■ Exercise details
Your task is to output the listing word for word, with pictures excluded.

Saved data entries
===
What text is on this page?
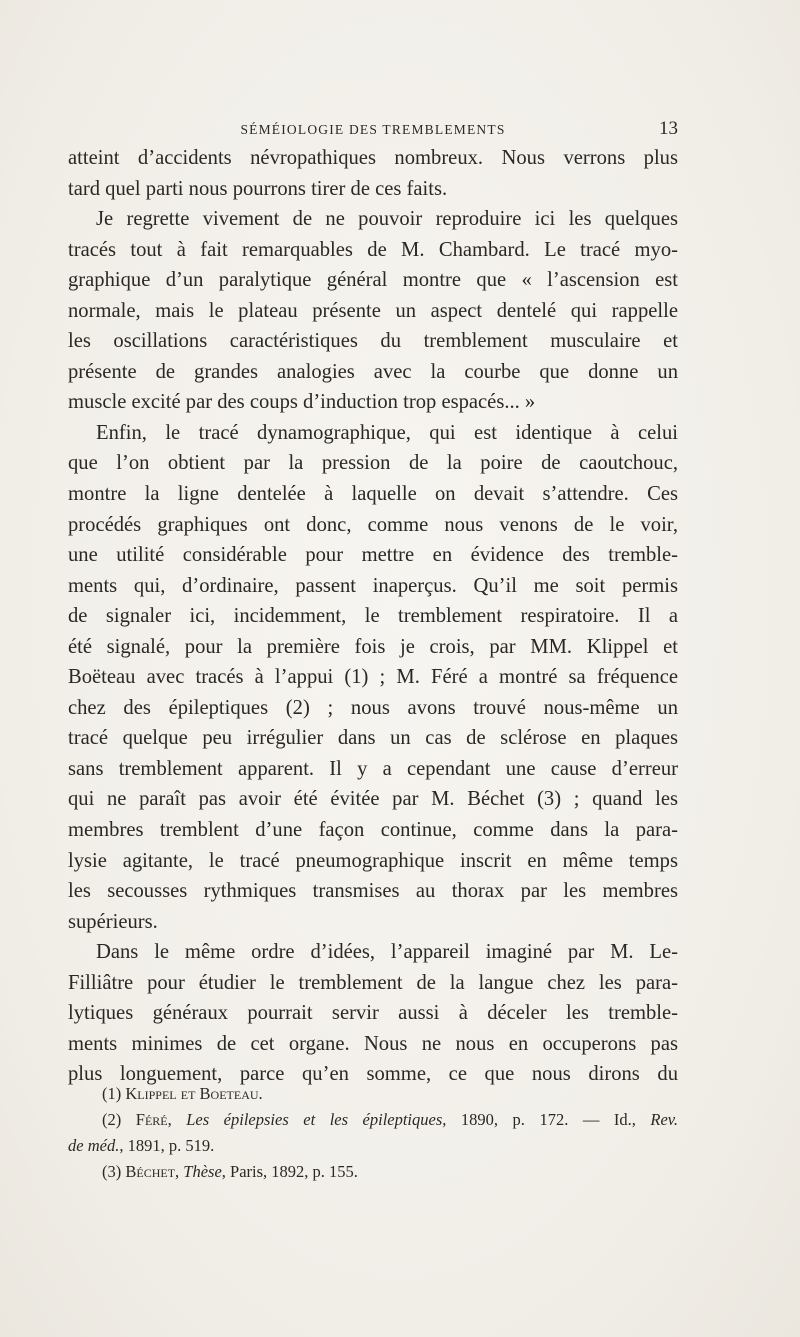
SÉMÉIOLOGIE DES TREMBLEMENTS	13
atteint d’accidents névropathiques nombreux. Nous verrons plus
tard quel parti nous pourrons tirer de ces faits.
Je regrette vivement de ne pouvoir reproduire ici les quelques
tracés tout à fait remarquables de M. Chambard. Le tracé myo-
graphique d’un paralytique général montre que « l’ascension est
normale, mais le plateau présente un aspect dentelé qui rappelle
les oscillations caractéristiques du tremblement musculaire et
présente de grandes analogies avec la courbe que donne un
muscle excité par des coups d’induction trop espacés... »
Enfin, le tracé dynamographique, qui est identique à celui
que l’on obtient par la pression de la poire de caoutchouc,
montre la ligne dentelée à laquelle on devait s’attendre. Ces
procédés graphiques ont donc, comme nous venons de le voir,
une utilité considérable pour mettre en évidence des tremble-
ments qui, d’ordinaire, passent inaperçus. Qu’il me soit permis
de signaler ici, incidemment, le tremblement respiratoire. Il a
été signalé, pour la première fois je crois, par MM. Klippel et
Boëteau avec tracés à l’appui (1) ; M. Féré a montré sa fréquence
chez des épileptiques (2) ; nous avons trouvé nous-même un
tracé quelque peu irrégulier dans un cas de sclérose en plaques
sans tremblement apparent. Il y a cependant une cause d’erreur
qui ne paraît pas avoir été évitée par M. Béchet (3) ; quand les
membres tremblent d’une façon continue, comme dans la para-
lysie agitante, le tracé pneumographique inscrit en même temps
les secousses rythmiques transmises au thorax par les membres
supérieurs.
Dans le même ordre d’idées, l’appareil imaginé par M. Le-
Filliâtre pour étudier le tremblement de la langue chez les para-
lytiques généraux pourrait servir aussi à déceler les tremble-
ments minimes de cet organe. Nous ne nous en occuperons pas
plus longuement, parce qu’en somme, ce que nous dirons du
(1) Klippel et Boeteau.
(2) Féré, Les épilepsies et les épileptiques, 1890, p. 172. — Id., Rev.
de méd., 1891, p. 519.
(3) Béchet, Thèse, Paris, 1892, p. 155.
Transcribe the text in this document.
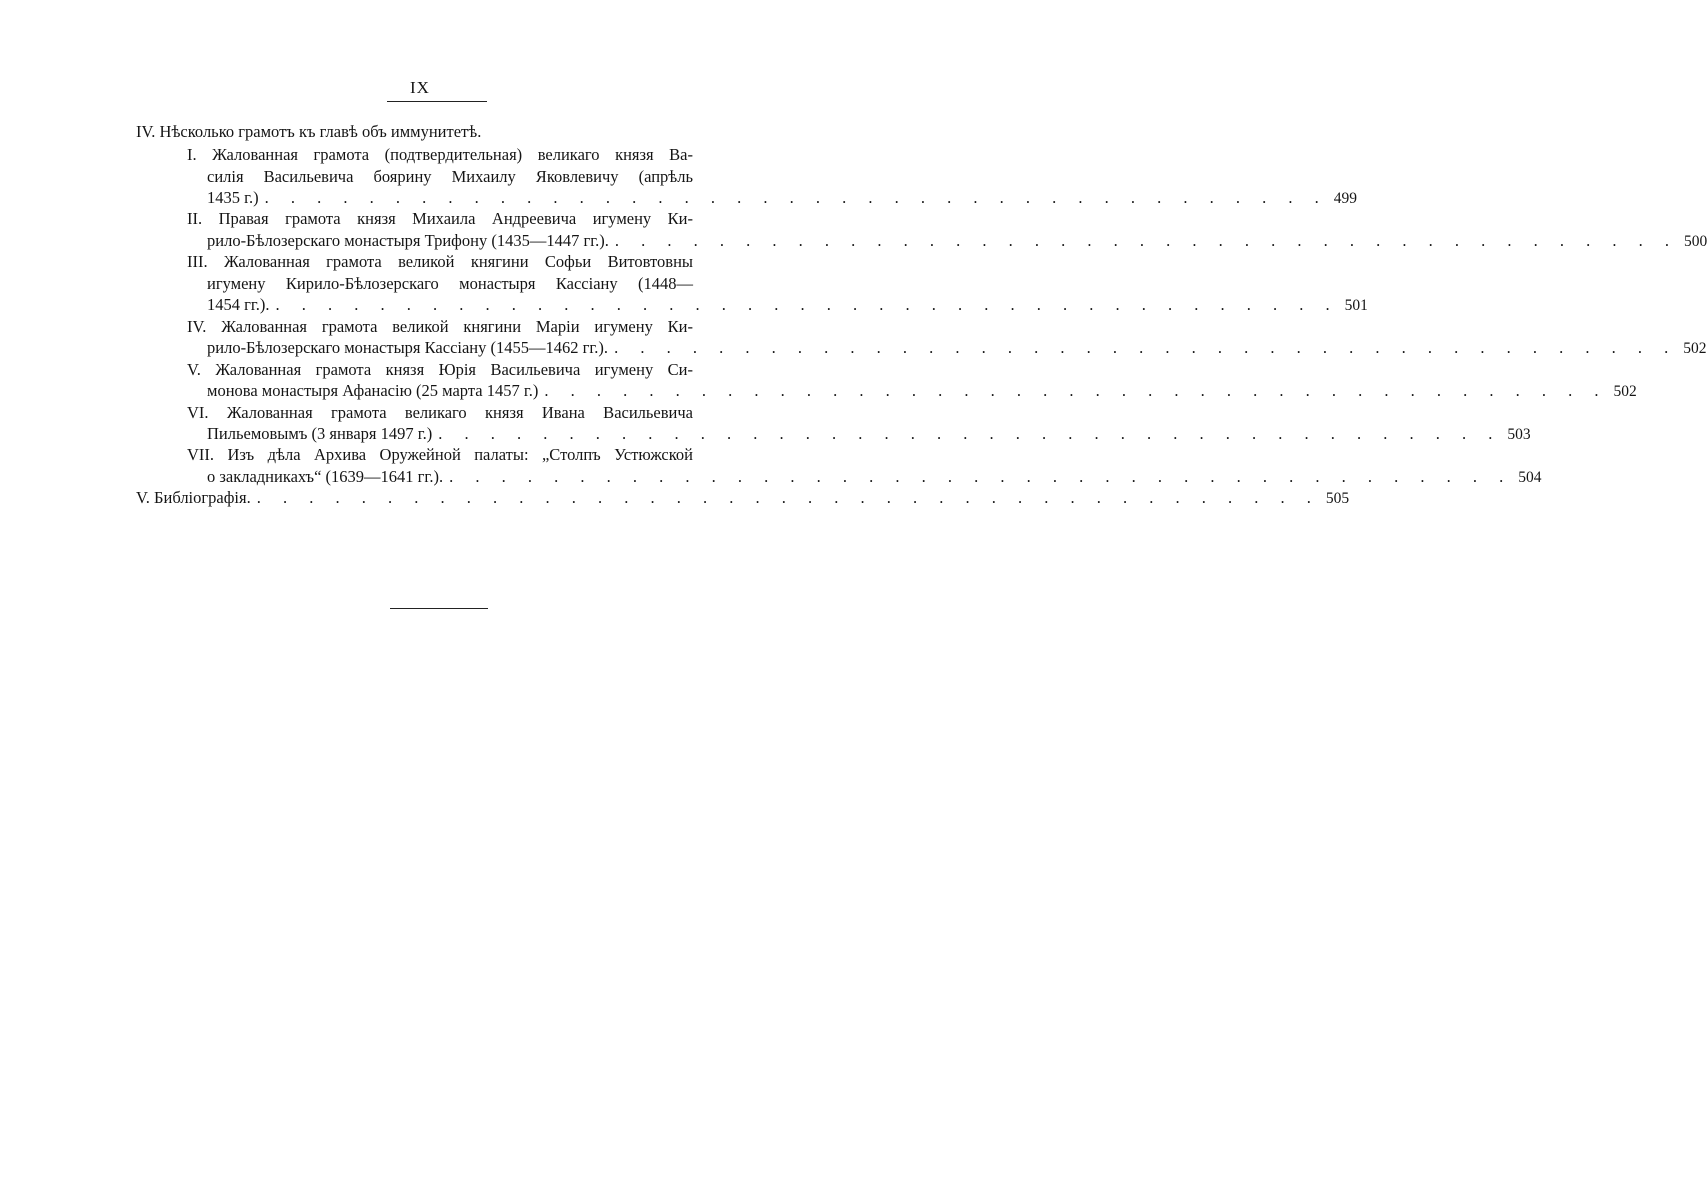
IX
IV. Нѣсколько грамотъ къ главѣ объ иммунитетѣ.
I. Жалованная грамота (подтвердительная) великаго князя Ва-
силія Васильевича боярину Михаилу Яковлевичу (апрѣль
1435 г.) . . . . . . . . . . . . . . . . . . . . . . . . . . . . . . . . . . . . . . . . . 499
II. Правая грамота князя Михаила Андреевича игумену Ки-
рило-Бѣлозерскаго монастыря Трифону (1435—1447 гг.). . . . . . . . . . . . . . . . . . . . . . . . . . . . . . . . . . . . . . . . . . 500
III. Жалованная грамота великой княгини Софьи Витовтовны
игумену Кирило-Бѣлозерскаго монастыря Кассіану (1448—
1454 гг.). . . . . . . . . . . . . . . . . . . . . . . . . . . . . . . . . . . . . . . . . . 501
IV. Жалованная грамота великой княгини Маріи игумену Ки-
рило-Бѣлозерскаго монастыря Кассіану (1455—1462 гг.). . . . . . . . . . . . . . . . . . . . . . . . . . . . . . . . . . . . . . . . . . 502
V. Жалованная грамота князя Юрія Васильевича игумену Си-
монова монастыря Афанасію (25 марта 1457 г.) . . . . . . . . . . . . . . . . . . . . . . . . . . . . . . . . . . . . . . . . . 502
VI. Жалованная грамота великаго князя Ивана Васильевича
Пильемовымъ (3 января 1497 г.) . . . . . . . . . . . . . . . . . . . . . . . . . . . . . . . . . . . . . . . . . 503
VII. Изъ дѣла Архива Оружейной палаты: „Столпъ Устюжской
о закладникахъ“ (1639—1641 гг.). . . . . . . . . . . . . . . . . . . . . . . . . . . . . . . . . . . . . . . . . . 504
V. Библіографія. . . . . . . . . . . . . . . . . . . . . . . . . . . . . . . . . . . . . . . . . . 505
===
■ Worked solution
What text is on this page?
SÉMÉIOLOGIE DES TREMBLEMENTS	13
atteint d’accidents névropathiques nombreux. Nous verrons plus
tard quel parti nous pourrons tirer de ces faits.
Je regrette vivement de ne pouvoir reproduire ici les quelques
tracés tout à fait remarquables de M. Chambard. Le tracé myo-
graphique d’un paralytique général montre que « l’ascension est
normale, mais le plateau présente un aspect dentelé qui rappelle
les oscillations caractéristiques du tremblement musculaire et
présente de grandes analogies avec la courbe que donne un
muscle excité par des coups d’induction trop espacés... »
Enfin, le tracé dynamographique, qui est identique à celui
que l’on obtient par la pression de la poire de caoutchouc,
montre la ligne dentelée à laquelle on devait s’attendre. Ces
procédés graphiques ont donc, comme nous venons de le voir,
une utilité considérable pour mettre en évidence des tremble-
ments qui, d’ordinaire, passent inaperçus. Qu’il me soit permis
de signaler ici, incidemment, le tremblement respiratoire. Il a
été signalé, pour la première fois je crois, par MM. Klippel et
Boëteau avec tracés à l’appui (1) ; M. Féré a montré sa fréquence
chez des épileptiques (2) ; nous avons trouvé nous-même un
tracé quelque peu irrégulier dans un cas de sclérose en plaques
sans tremblement apparent. Il y a cependant une cause d’erreur
qui ne paraît pas avoir été évitée par M. Béchet (3) ; quand les
membres tremblent d’une façon continue, comme dans la para-
lysie agitante, le tracé pneumographique inscrit en même temps
les secousses rythmiques transmises au thorax par les membres
supérieurs.
Dans le même ordre d’idées, l’appareil imaginé par M. Le-
Filliâtre pour étudier le tremblement de la langue chez les para-
lytiques généraux pourrait servir aussi à déceler les tremble-
ments minimes de cet organe. Nous ne nous en occuperons pas
plus longuement, parce qu’en somme, ce que nous dirons du
(1) Klippel et Boeteau.
(2) Féré, Les épilepsies et les épileptiques, 1890, p. 172. — Id., Rev.
de méd., 1891, p. 519.
(3) Béchet, Thèse, Paris, 1892, p. 155.
Transcribe the text in this document.
IX
IV. Нѣсколько грамотъ къ главѣ объ иммунитетѣ.
I. Жалованная грамота (подтвердительная) великаго князя Ва-
силія Васильевича боярину Михаилу Яковлевичу (апрѣль
1435 г.) . . . . . . . . . . . . . . . . . . . . . . . . . . . . . . . . . . . . . . . . . 499
II. Правая грамота князя Михаила Андреевича игумену Ки-
рило-Бѣлозерскаго монастыря Трифону (1435—1447 гг.). . . . . . . . . . . . . . . . . . . . . . . . . . . . . . . . . . . . . . . . . . 500
III. Жалованная грамота великой княгини Софьи Витовтовны
игумену Кирило-Бѣлозерскаго монастыря Кассіану (1448—
1454 гг.). . . . . . . . . . . . . . . . . . . . . . . . . . . . . . . . . . . . . . . . . . 501
IV. Жалованная грамота великой княгини Маріи игумену Ки-
рило-Бѣлозерскаго монастыря Кассіану (1455—1462 гг.). . . . . . . . . . . . . . . . . . . . . . . . . . . . . . . . . . . . . . . . . . 502
V. Жалованная грамота князя Юрія Васильевича игумену Си-
монова монастыря Афанасію (25 марта 1457 г.) . . . . . . . . . . . . . . . . . . . . . . . . . . . . . . . . . . . . . . . . . 502
VI. Жалованная грамота великаго князя Ивана Васильевича
Пильемовымъ (3 января 1497 г.) . . . . . . . . . . . . . . . . . . . . . . . . . . . . . . . . . . . . . . . . . 503
VII. Изъ дѣла Архива Оружейной палаты: „Столпъ Устюжской
о закладникахъ“ (1639—1641 гг.). . . . . . . . . . . . . . . . . . . . . . . . . . . . . . . . . . . . . . . . . . 504
V. Библіографія. . . . . . . . . . . . . . . . . . . . . . . . . . . . . . . . . . . . . . . . . . 505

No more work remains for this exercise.